Dataset items
(begin)

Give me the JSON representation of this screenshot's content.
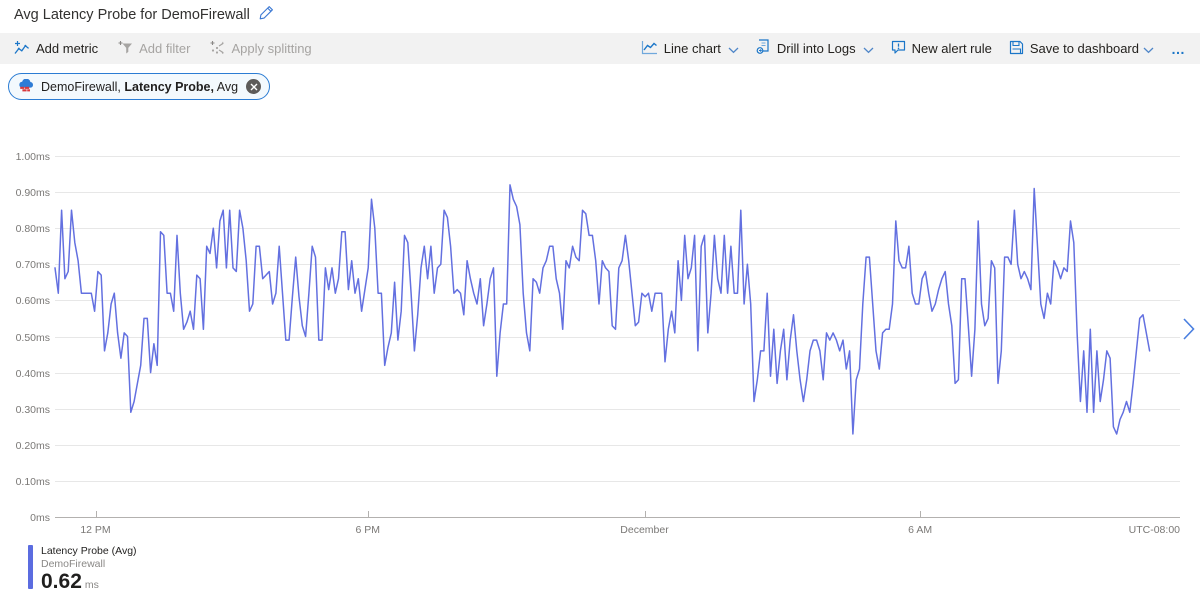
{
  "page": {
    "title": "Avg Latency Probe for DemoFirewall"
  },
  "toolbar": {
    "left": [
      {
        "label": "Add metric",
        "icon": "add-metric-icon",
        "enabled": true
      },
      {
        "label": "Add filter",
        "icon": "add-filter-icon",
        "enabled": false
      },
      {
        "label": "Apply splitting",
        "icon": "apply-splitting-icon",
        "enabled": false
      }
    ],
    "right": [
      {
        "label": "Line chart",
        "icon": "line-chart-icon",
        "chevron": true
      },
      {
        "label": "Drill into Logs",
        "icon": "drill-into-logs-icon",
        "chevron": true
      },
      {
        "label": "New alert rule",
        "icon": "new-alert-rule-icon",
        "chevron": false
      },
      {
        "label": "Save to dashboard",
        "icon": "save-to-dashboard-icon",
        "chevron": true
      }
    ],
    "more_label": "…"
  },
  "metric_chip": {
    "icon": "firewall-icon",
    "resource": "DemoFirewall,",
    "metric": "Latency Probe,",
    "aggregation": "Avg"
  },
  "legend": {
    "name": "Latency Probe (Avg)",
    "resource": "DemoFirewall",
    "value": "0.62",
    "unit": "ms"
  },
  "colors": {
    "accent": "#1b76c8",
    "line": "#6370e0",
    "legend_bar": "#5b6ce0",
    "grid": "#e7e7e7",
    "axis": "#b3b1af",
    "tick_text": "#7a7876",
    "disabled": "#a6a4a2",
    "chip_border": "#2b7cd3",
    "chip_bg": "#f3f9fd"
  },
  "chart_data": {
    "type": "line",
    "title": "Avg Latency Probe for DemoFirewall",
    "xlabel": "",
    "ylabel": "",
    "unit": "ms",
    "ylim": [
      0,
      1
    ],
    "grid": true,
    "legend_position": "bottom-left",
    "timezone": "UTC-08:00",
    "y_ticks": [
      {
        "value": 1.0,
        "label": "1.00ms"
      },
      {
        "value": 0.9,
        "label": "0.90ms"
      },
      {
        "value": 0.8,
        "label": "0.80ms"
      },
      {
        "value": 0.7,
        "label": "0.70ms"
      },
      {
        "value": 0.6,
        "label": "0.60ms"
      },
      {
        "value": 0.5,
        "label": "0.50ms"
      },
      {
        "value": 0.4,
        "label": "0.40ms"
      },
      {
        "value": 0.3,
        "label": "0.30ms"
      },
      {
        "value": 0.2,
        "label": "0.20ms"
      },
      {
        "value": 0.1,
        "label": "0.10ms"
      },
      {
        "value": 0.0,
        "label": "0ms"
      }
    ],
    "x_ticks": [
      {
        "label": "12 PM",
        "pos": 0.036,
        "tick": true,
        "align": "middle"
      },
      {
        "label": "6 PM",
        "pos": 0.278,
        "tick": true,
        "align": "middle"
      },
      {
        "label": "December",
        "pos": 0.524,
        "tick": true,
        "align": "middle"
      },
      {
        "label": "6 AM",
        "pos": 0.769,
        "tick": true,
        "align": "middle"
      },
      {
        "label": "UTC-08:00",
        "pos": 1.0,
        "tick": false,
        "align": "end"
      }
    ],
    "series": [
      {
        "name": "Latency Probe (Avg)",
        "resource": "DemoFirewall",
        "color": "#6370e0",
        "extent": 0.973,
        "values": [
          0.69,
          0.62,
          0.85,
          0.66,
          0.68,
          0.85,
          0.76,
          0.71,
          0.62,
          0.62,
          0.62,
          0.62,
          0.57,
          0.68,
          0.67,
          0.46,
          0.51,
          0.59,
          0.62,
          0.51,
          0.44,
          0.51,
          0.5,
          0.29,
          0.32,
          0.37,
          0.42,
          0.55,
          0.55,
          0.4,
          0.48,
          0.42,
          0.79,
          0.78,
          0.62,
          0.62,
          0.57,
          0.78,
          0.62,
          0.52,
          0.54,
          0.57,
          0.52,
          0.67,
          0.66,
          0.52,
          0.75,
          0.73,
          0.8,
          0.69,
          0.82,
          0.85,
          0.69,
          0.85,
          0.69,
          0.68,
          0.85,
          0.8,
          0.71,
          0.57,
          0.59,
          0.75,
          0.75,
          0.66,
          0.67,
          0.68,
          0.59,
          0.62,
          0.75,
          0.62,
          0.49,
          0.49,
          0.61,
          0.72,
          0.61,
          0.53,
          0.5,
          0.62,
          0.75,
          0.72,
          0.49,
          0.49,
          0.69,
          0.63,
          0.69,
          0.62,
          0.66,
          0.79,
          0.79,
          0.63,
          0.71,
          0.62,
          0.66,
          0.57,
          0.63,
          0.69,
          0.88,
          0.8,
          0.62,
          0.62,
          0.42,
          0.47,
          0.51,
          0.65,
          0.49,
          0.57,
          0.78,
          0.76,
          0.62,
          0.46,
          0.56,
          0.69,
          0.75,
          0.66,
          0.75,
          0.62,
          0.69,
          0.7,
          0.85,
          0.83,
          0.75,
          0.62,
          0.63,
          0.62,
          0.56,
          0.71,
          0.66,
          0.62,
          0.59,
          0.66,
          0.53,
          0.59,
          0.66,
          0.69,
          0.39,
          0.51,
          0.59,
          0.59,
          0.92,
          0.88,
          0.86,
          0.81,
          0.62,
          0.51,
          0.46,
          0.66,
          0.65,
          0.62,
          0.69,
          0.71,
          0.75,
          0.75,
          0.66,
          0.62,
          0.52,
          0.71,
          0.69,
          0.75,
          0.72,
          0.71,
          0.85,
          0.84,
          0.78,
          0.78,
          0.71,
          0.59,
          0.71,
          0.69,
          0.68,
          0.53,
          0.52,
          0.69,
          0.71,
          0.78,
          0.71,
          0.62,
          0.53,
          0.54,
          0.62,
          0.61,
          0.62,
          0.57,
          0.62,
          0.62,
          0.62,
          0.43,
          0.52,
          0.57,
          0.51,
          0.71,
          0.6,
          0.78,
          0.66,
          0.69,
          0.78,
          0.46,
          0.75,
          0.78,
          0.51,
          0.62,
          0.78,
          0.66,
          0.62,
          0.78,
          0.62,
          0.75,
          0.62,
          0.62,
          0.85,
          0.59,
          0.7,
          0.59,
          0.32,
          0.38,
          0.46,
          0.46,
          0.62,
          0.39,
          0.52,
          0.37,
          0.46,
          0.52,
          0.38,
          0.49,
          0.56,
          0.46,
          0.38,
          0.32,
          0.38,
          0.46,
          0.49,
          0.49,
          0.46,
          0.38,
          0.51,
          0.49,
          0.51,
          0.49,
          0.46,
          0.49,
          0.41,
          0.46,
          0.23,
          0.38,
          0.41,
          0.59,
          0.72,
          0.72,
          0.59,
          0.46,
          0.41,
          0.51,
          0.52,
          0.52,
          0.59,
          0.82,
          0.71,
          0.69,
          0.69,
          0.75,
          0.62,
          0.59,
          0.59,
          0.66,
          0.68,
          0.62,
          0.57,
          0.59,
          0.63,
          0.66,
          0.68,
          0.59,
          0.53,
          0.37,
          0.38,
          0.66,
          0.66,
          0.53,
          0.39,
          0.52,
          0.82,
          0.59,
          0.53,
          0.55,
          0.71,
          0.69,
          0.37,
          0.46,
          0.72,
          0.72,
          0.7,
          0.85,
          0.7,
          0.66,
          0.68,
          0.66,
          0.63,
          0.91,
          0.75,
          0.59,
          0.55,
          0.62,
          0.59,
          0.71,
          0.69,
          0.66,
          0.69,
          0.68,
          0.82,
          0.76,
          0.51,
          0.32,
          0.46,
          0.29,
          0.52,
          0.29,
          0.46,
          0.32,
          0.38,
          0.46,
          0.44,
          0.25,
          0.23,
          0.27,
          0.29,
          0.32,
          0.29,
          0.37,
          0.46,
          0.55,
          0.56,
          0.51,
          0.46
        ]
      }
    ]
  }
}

(end)

Task objective - Scan the records above for the string "Probe", then report every line that contains it.

Output below -
    "title": "Avg Latency Probe for DemoFirewall"
    "metric": "Latency Probe,",
    "name": "Latency Probe (Avg)",
    "title": "Avg Latency Probe for DemoFirewall",
        "name": "Latency Probe (Avg)",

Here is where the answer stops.